- [Work to do]:
Copy each line of the data below with the word "shift".

# START OF Items

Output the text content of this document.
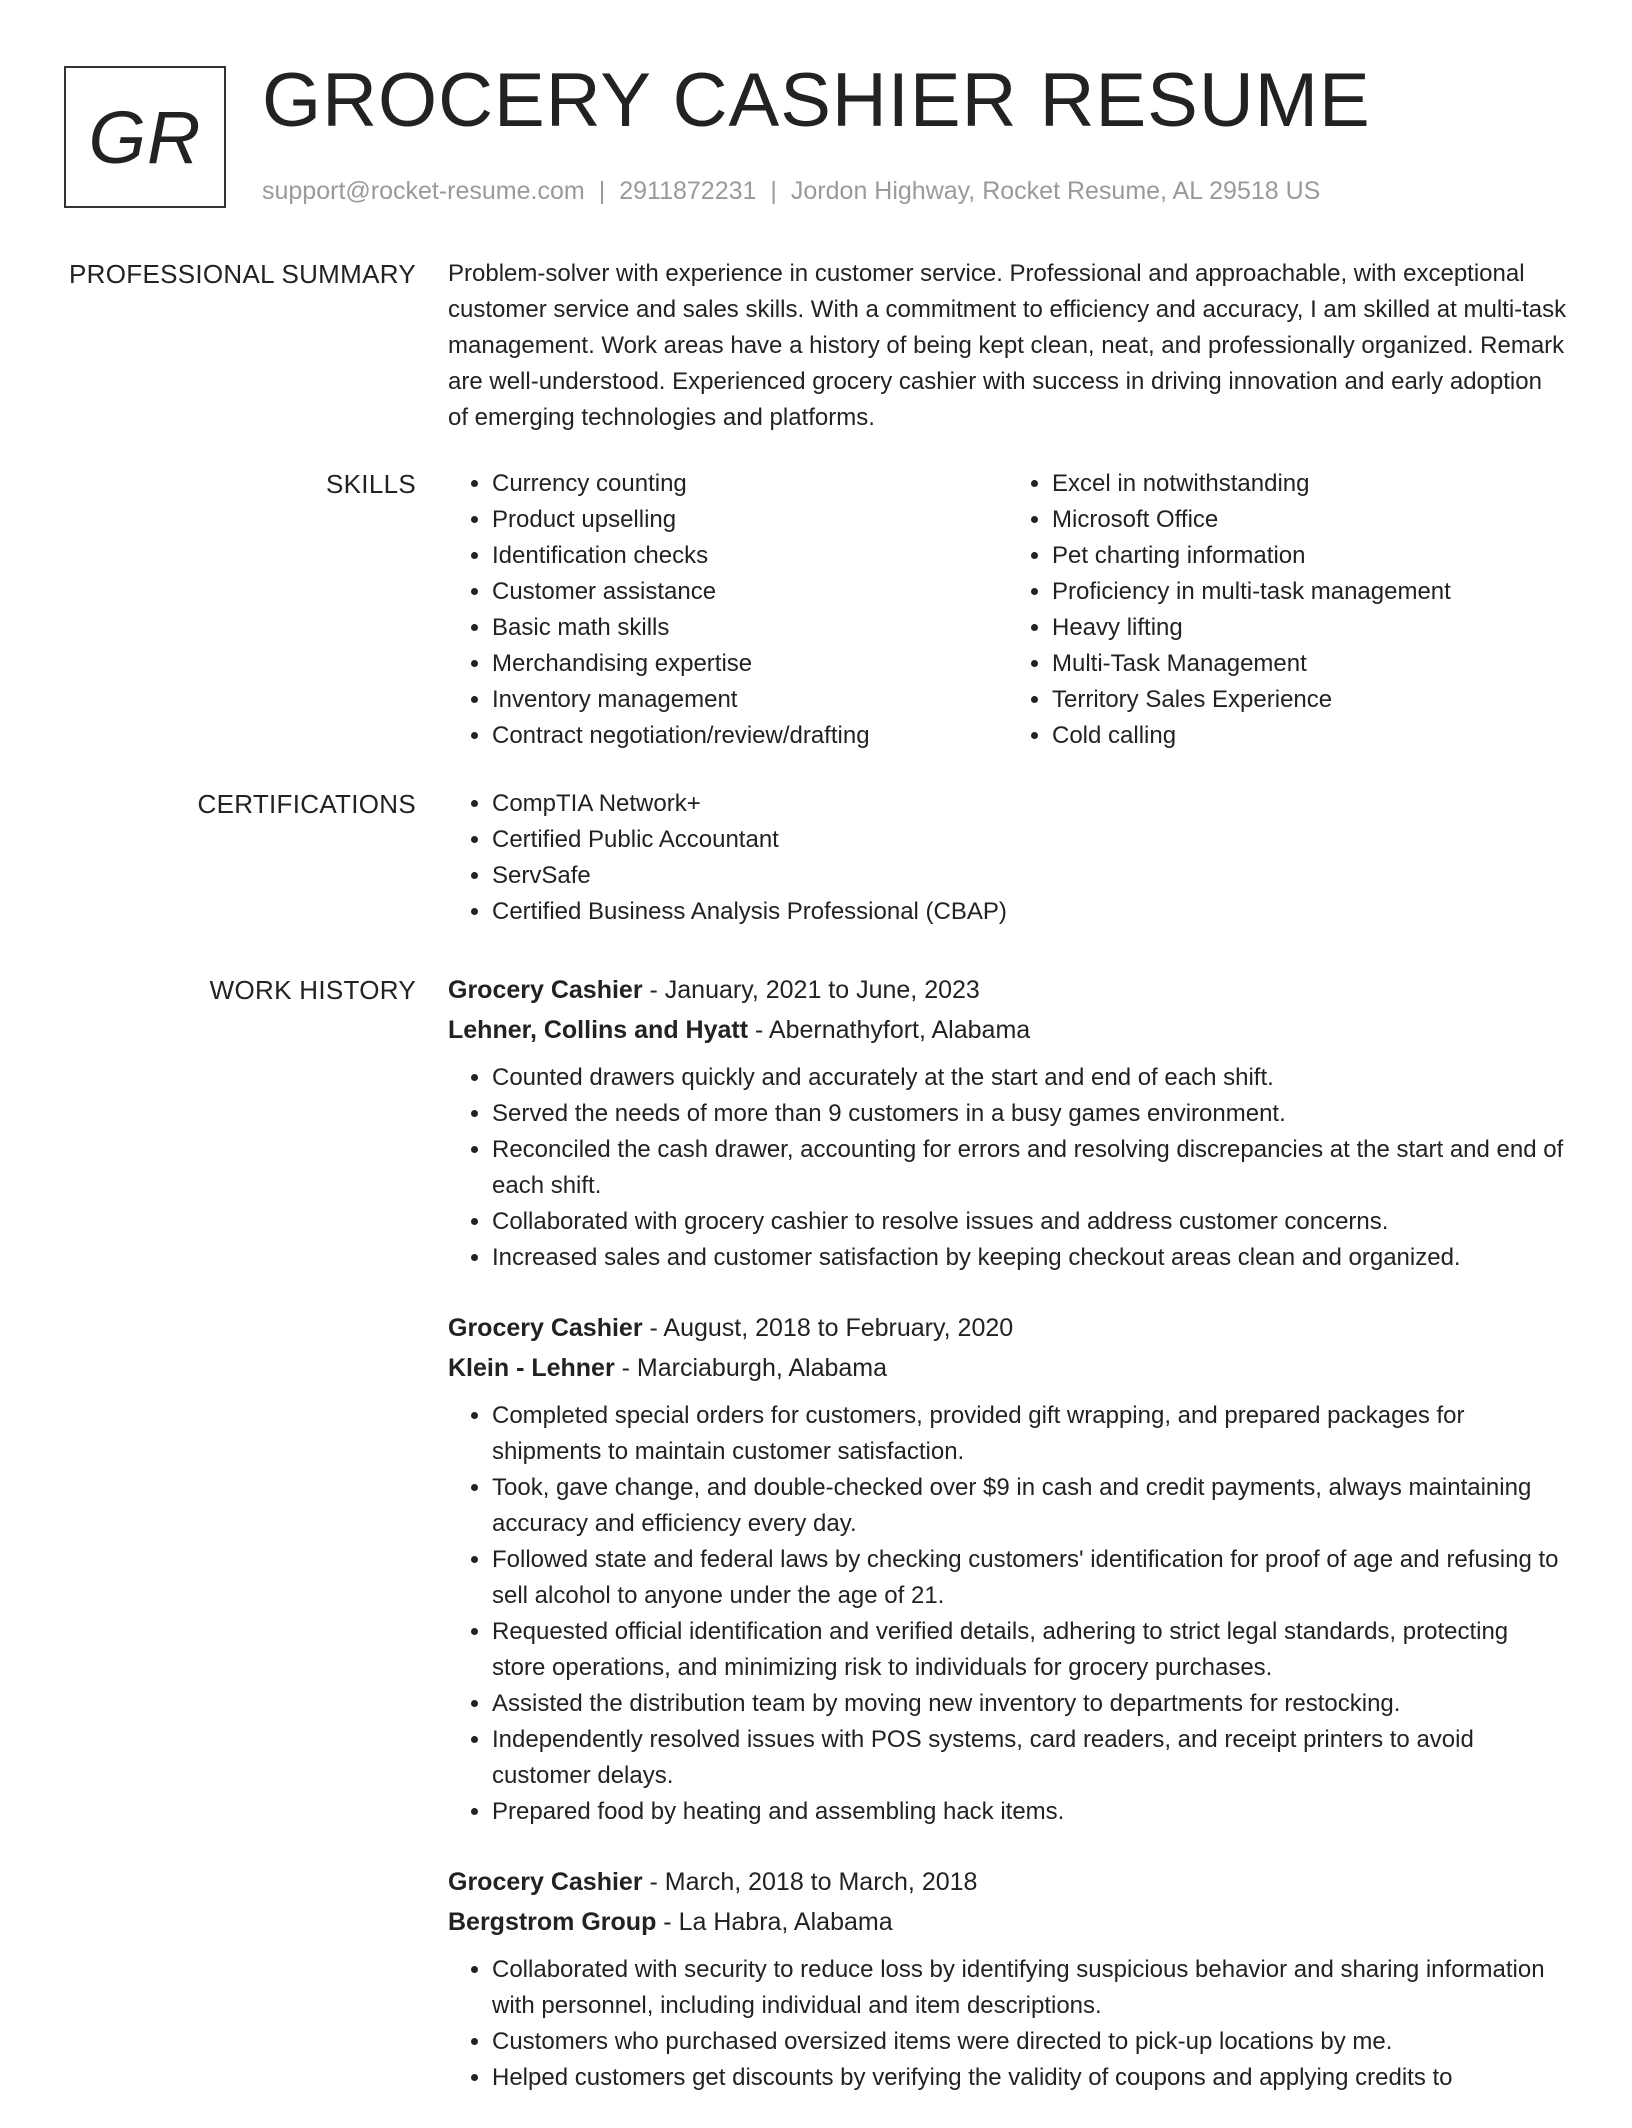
GR GROCERY CASHIER RESUME
support@rocket-resume.com | 2911872231 | Jordon Highway, Rocket Resume, AL 29518 US
PROFESSIONAL SUMMARY Problem-solver with experience in customer service. Professional and approachable, with exceptional customer service and sales skills. With a commitment to efficiency and accuracy, I am skilled at multi-task management. Work areas have a history of being kept clean, neat, and professionally organized. Remark are well-understood. Experienced grocery cashier with success in driving innovation and early adoption of emerging technologies and platforms.

SKILLS	• Currency counting
• Product upselling
• Identification checks
• Customer assistance
• Basic math skills
• Merchandising expertise
• Inventory management
• Contract negotiation/review/drafting
• Excel in notwithstanding
• Microsoft Office
• Pet charting information
• Proficiency in multi-task management
• Heavy lifting
• Multi-Task Management
• Territory Sales Experience
• Cold calling
CERTIFICATIONS	• CompTIA Network+
• Certified Public Accountant
• ServSafe
• Certified Business Analysis Professional (CBAP)
WORK HISTORY Grocery Cashier - January, 2021 to June, 2023
Lehner, Collins and Hyatt - Abernathyfort, Alabama
• Counted drawers quickly and accurately at the start and end of each shift.
• Served the needs of more than 9 customers in a busy games environment.
• Reconciled the cash drawer, accounting for errors and resolving discrepancies at the start and end of each shift.
• Collaborated with grocery cashier to resolve issues and address customer concerns.
• Increased sales and customer satisfaction by keeping checkout areas clean and organized.
Grocery Cashier - August, 2018 to February, 2020
Klein - Lehner - Marciaburgh, Alabama
• Completed special orders for customers, provided gift wrapping, and prepared packages for shipments to maintain customer satisfaction.
• Took, gave change, and double-checked over $9 in cash and credit payments, always maintaining accuracy and efficiency every day.
• Followed state and federal laws by checking customers' identification for proof of age and refusing to sell alcohol to anyone under the age of 21.
• Requested official identification and verified details, adhering to strict legal standards, protecting store operations, and minimizing risk to individuals for grocery purchases.
• Assisted the distribution team by moving new inventory to departments for restocking.
• Independently resolved issues with POS systems, card readers, and receipt printers to avoid customer delays.
• Prepared food by heating and assembling hack items.
Grocery Cashier - March, 2018 to March, 2018
Bergstrom Group - La Habra, Alabama
• Collaborated with security to reduce loss by identifying suspicious behavior and sharing information with personnel, including individual and item descriptions.
• Customers who purchased oversized items were directed to pick-up locations by me.
• Helped customers get discounts by verifying the validity of coupons and applying credits to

# END OF Items

- [Result of this task]:
• Counted drawers quickly and accurately at the start and end of each shift.
• Reconciled the cash drawer, accounting for errors and resolving discrepancies at the start and end of each shift.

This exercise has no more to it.